**Data rows:**
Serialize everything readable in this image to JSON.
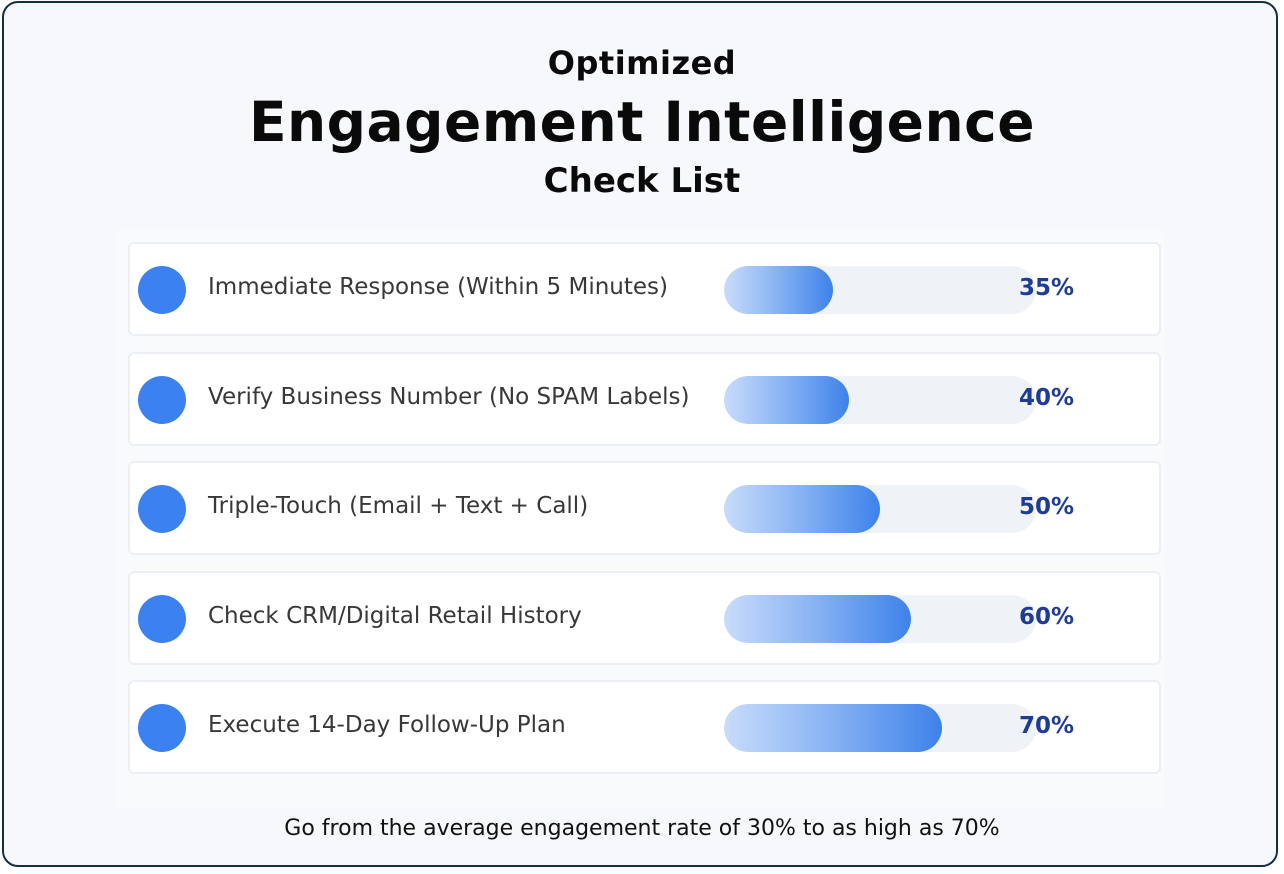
{
  "header": {
    "line1": "Optimized",
    "line2": "Engagement Intelligence",
    "line3": "Check List"
  },
  "chart_data": {
    "type": "bar",
    "orientation": "horizontal",
    "categories": [
      "Immediate Response (Within 5 Minutes)",
      "Verify Business Number (No SPAM Labels)",
      "Triple-Touch (Email + Text + Call)",
      "Check CRM/Digital Retail History",
      "Execute 14-Day Follow-Up Plan"
    ],
    "values": [
      35,
      40,
      50,
      60,
      70
    ],
    "value_labels": [
      "35%",
      "40%",
      "50%",
      "60%",
      "70%"
    ],
    "xlim": [
      0,
      100
    ],
    "bar_color": "#3e82ea",
    "bar_gradient_start": "#c8dcfb",
    "dot_color": "#3b82f0",
    "label_color": "#1e3c96"
  },
  "footer": {
    "text": "Go from the average engagement rate of 30% to as high as 70%"
  }
}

**Task:**
Keep only the lines that hold the string "Check", and copy them out.

**Response for this exercise:**
    "line3": "Check List"
      "Check CRM/Digital Retail History",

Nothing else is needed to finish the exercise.